REQUEST: Each line below that contains "وإعطاء" counts once; report the total and nothing more.

Extracted data entries:
-- BEGIN --

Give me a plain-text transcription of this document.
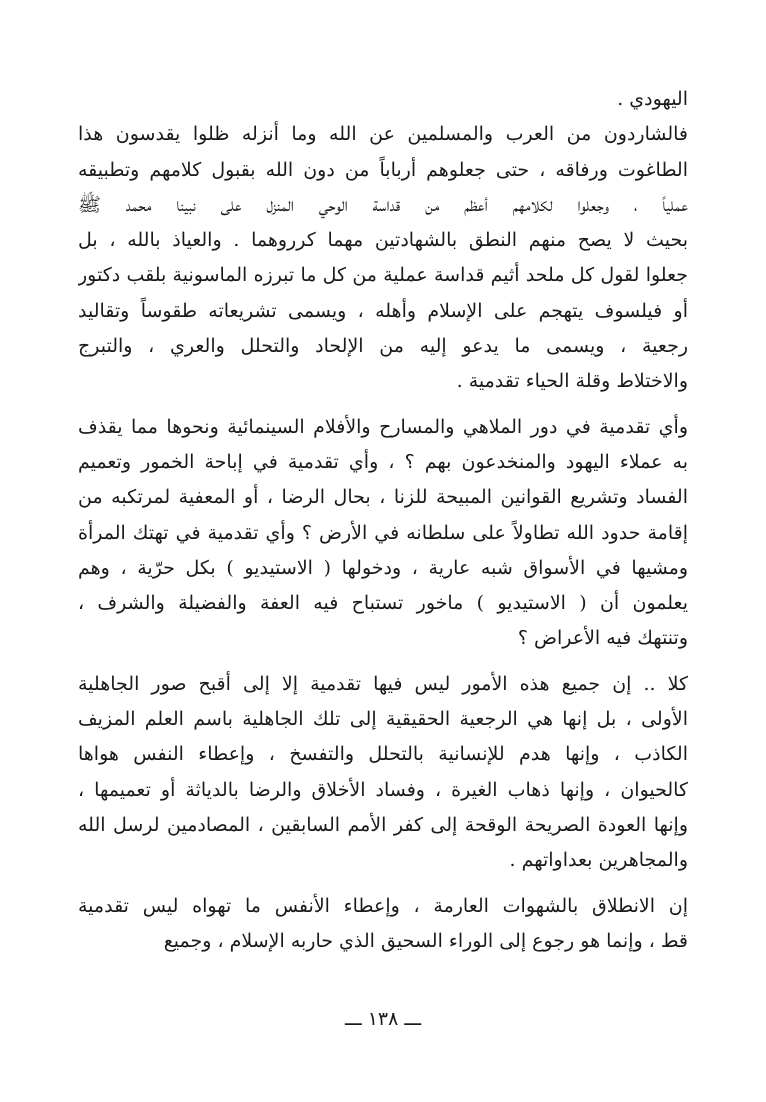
اليهودي .
فالشاردون من العرب والمسلمين عن الله وما أنزله ظلوا يقدسون هذا
الطاغوت ورفاقه ، حتى جعلوهم أرباباً من دون الله بقبول كلامهم وتطبيقه
عملياً ، وجعلوا لكلامهم أعظم من قداسة الوحي المنزل على نبينا محمد ﷺ
بحيث لا يصح منهم النطق بالشهادتين مهما كرروهما . والعياذ بالله ، بل
جعلوا لقول كل ملحد أثيم قداسة عملية من كل ما تبرزه الماسونية بلقب دكتور
أو فيلسوف يتهجم على الإسلام وأهله ، ويسمى تشريعاته طقوساً وتقاليد
رجعية ، ويسمى ما يدعو إليه من الإلحاد والتحلل والعري ، والتبرج
والاختلاط وقلة الحياء تقدمية .
وأي تقدمية في دور الملاهي والمسارح والأفلام السينمائية ونحوها مما يقذف
به عملاء اليهود والمنخدعون بهم ؟ ، وأي تقدمية في إباحة الخمور وتعميم
الفساد وتشريع القوانين المبيحة للزنا ، بحال الرضا ، أو المعفية لمرتكبه من
إقامة حدود الله تطاولاً على سلطانه في الأرض ؟ وأي تقدمية في تهتك المرأة
ومشيها في الأسواق شبه عارية ، ودخولها ( الاستيديو ) بكل حرّية ، وهم
يعلمون أن ( الاستيديو ) ماخور تستباح فيه العفة والفضيلة والشرف ،
وتنتهك فيه الأعراض ؟
كلا .. إن جميع هذه الأمور ليس فيها تقدمية إلا إلى أقبح صور الجاهلية
الأولى ، بل إنها هي الرجعية الحقيقية إلى تلك الجاهلية باسم العلم المزيف
الكاذب ، وإنها هدم للإنسانية بالتحلل والتفسخ ، وإعطاء النفس هواها
كالحيوان ، وإنها ذهاب الغيرة ، وفساد الأخلاق والرضا بالدياثة أو تعميمها ،
وإنها العودة الصريحة الوقحة إلى كفر الأمم السابقين ، المصادمين لرسل الله
والمجاهرين بعداواتهم .
إن الانطلاق بالشهوات العارمة ، وإعطاء الأنفس ما تهواه ليس تقدمية
قط ، وإنما هو رجوع إلى الوراء السحيق الذي حاربه الإسلام ، وجميع
ـــ ١٣٨ ـــ
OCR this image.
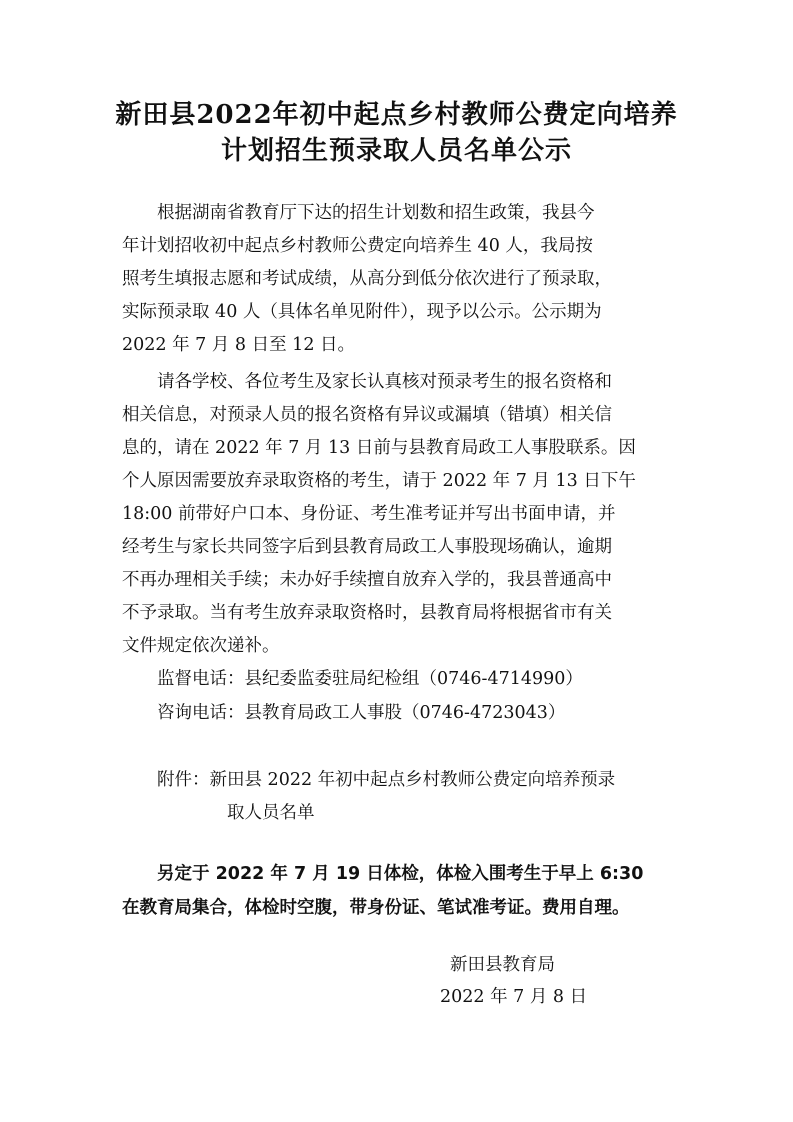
新田县2022年初中起点乡村教师公费定向培养
计划招生预录取人员名单公示
根据湖南省教育厅下达的招生计划数和招生政策，我县今
年计划招收初中起点乡村教师公费定向培养生 40 人，我局按
照考生填报志愿和考试成绩，从高分到低分依次进行了预录取，
实际预录取 40 人（具体名单见附件），现予以公示。公示期为
2022 年 7 月 8 日至 12 日。
请各学校、各位考生及家长认真核对预录考生的报名资格和
相关信息，对预录人员的报名资格有异议或漏填（错填）相关信
息的，请在 2022 年 7 月 13 日前与县教育局政工人事股联系。因
个人原因需要放弃录取资格的考生，请于 2022 年 7 月 13 日下午
18:00 前带好户口本、身份证、考生准考证并写出书面申请，并
经考生与家长共同签字后到县教育局政工人事股现场确认，逾期
不再办理相关手续；未办好手续擅自放弃入学的，我县普通高中
不予录取。当有考生放弃录取资格时，县教育局将根据省市有关
文件规定依次递补。
监督电话：县纪委监委驻局纪检组（0746-4714990）
咨询电话：县教育局政工人事股（0746-4723043）
附件：新田县 2022 年初中起点乡村教师公费定向培养预录
取人员名单
另定于 2022 年 7 月 19 日体检，体检入围考生于早上 6:30
在教育局集合，体检时空腹，带身份证、笔试准考证。费用自理。
新田县教育局
2022 年 7 月 8 日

-- END --

ANSWER FOR THIS EXERCISE: 2